# Your assignment:
Your answer should be the lines of the data below that contain "total".

# Data for analysis:
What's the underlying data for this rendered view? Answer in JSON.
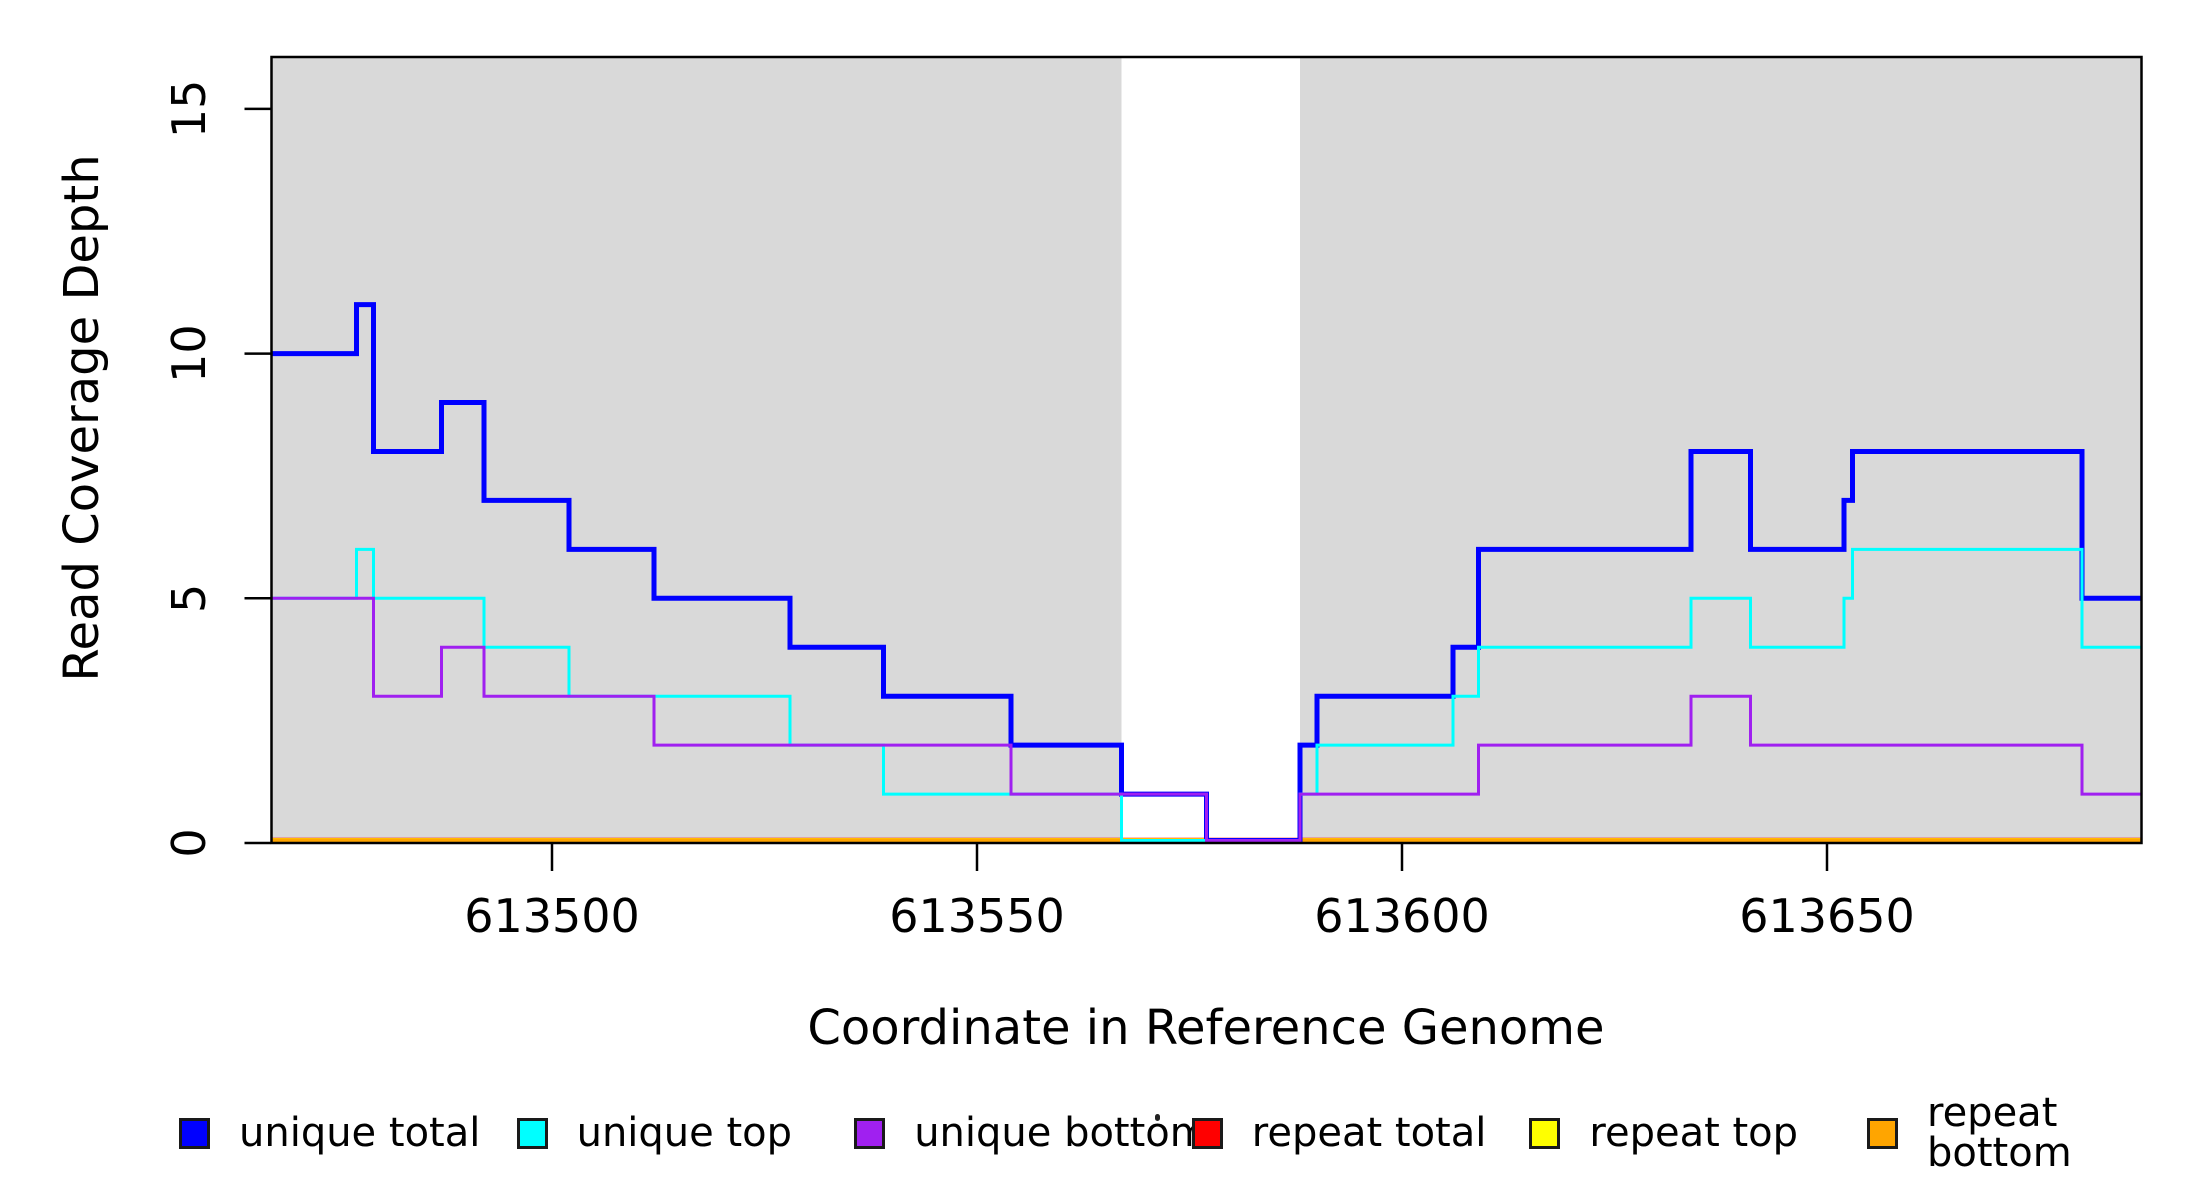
{
  "chart_data": {
    "type": "line",
    "drawstyle": "steps-post",
    "title": "",
    "xlabel": "Coordinate in Reference Genome",
    "ylabel": "Read Coverage Depth",
    "xlim": [
      613467,
      613687
    ],
    "ylim": [
      0,
      16.06
    ],
    "xticks": [
      613500,
      613550,
      613600,
      613650
    ],
    "yticks": [
      0,
      5,
      10,
      15
    ],
    "grid": false,
    "legend_position": "bottom",
    "background_color": "#ffffff",
    "shaded_regions": [
      {
        "name": "covered-region-left",
        "x0": 613467,
        "x1": 613567,
        "color": "#d9d9d9"
      },
      {
        "name": "covered-region-right",
        "x0": 613588,
        "x1": 613687,
        "color": "#d9d9d9"
      }
    ],
    "gap_region": {
      "x0": 613567,
      "x1": 613588
    },
    "series": [
      {
        "name": "repeat total",
        "color": "#ff0000",
        "width": 5.5,
        "breaks": [
          [
            613467,
            0
          ]
        ]
      },
      {
        "name": "repeat top",
        "color": "#ffff00",
        "width": 5,
        "breaks": [
          [
            613467,
            0
          ]
        ]
      },
      {
        "name": "repeat bottom",
        "color": "#ffa500",
        "width": 4.5,
        "breaks": [
          [
            613467,
            0
          ]
        ]
      },
      {
        "name": "unique total",
        "color": "#0000ff",
        "width": 5,
        "breaks": [
          [
            613467,
            10
          ],
          [
            613477,
            11
          ],
          [
            613479,
            8
          ],
          [
            613487,
            9
          ],
          [
            613492,
            7
          ],
          [
            613502,
            6
          ],
          [
            613512,
            5
          ],
          [
            613528,
            4
          ],
          [
            613539,
            3
          ],
          [
            613554,
            2
          ],
          [
            613567,
            1
          ],
          [
            613577,
            0
          ],
          [
            613588,
            2
          ],
          [
            613590,
            3
          ],
          [
            613606,
            4
          ],
          [
            613609,
            6
          ],
          [
            613634,
            8
          ],
          [
            613641,
            6
          ],
          [
            613652,
            7
          ],
          [
            613653,
            8
          ],
          [
            613680,
            5
          ]
        ]
      },
      {
        "name": "unique top",
        "color": "#00ffff",
        "width": 3,
        "breaks": [
          [
            613467,
            5
          ],
          [
            613477,
            6
          ],
          [
            613479,
            5
          ],
          [
            613492,
            4
          ],
          [
            613502,
            3
          ],
          [
            613528,
            2
          ],
          [
            613539,
            1
          ],
          [
            613567,
            0
          ],
          [
            613588,
            1
          ],
          [
            613590,
            2
          ],
          [
            613606,
            3
          ],
          [
            613609,
            4
          ],
          [
            613634,
            5
          ],
          [
            613641,
            4
          ],
          [
            613652,
            5
          ],
          [
            613653,
            6
          ],
          [
            613680,
            4
          ]
        ]
      },
      {
        "name": "unique bottom",
        "color": "#a020f0",
        "width": 3,
        "breaks": [
          [
            613467,
            5
          ],
          [
            613479,
            3
          ],
          [
            613487,
            4
          ],
          [
            613492,
            3
          ],
          [
            613512,
            2
          ],
          [
            613554,
            1
          ],
          [
            613577,
            0
          ],
          [
            613588,
            1
          ],
          [
            613609,
            2
          ],
          [
            613634,
            3
          ],
          [
            613641,
            2
          ],
          [
            613680,
            1
          ]
        ]
      }
    ],
    "legend": [
      {
        "label": "unique total",
        "color": "#0000ff"
      },
      {
        "label": "unique top",
        "color": "#00ffff"
      },
      {
        "label": "unique bottom",
        "color": "#a020f0"
      },
      {
        "label": "repeat total",
        "color": "#ff0000"
      },
      {
        "label": "repeat top",
        "color": "#ffff00"
      },
      {
        "label": "repeat bottom",
        "color": "#ffa500"
      }
    ]
  }
}
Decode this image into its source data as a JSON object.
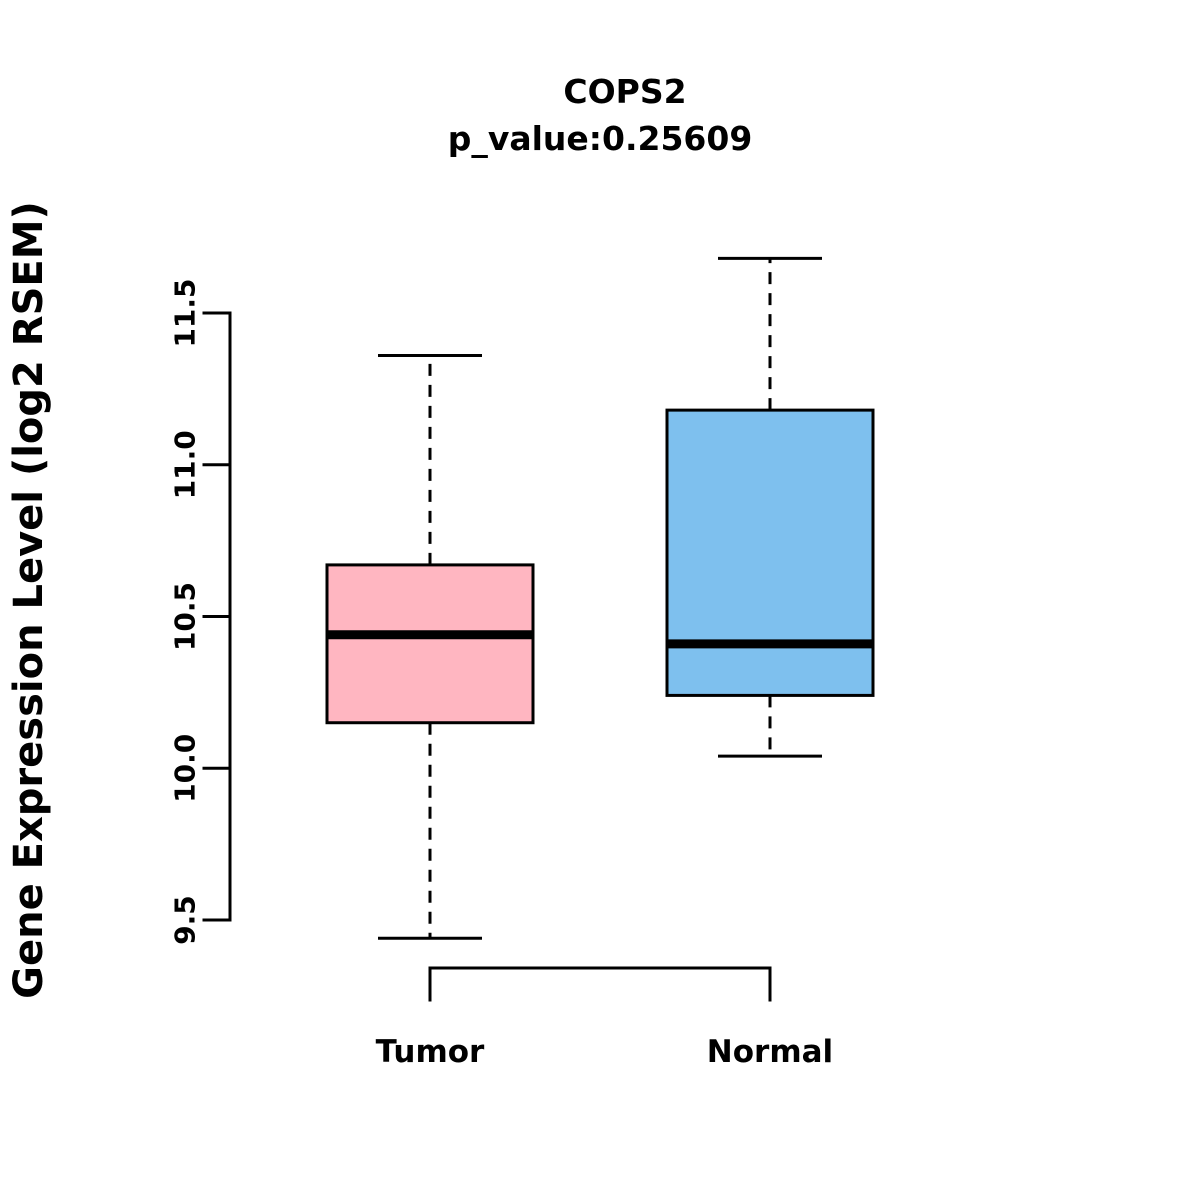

# Answer to this exercise:
        "name": "repeat total",
        "name": "unique total",
        "label": "unique total",
        "label": "repeat total",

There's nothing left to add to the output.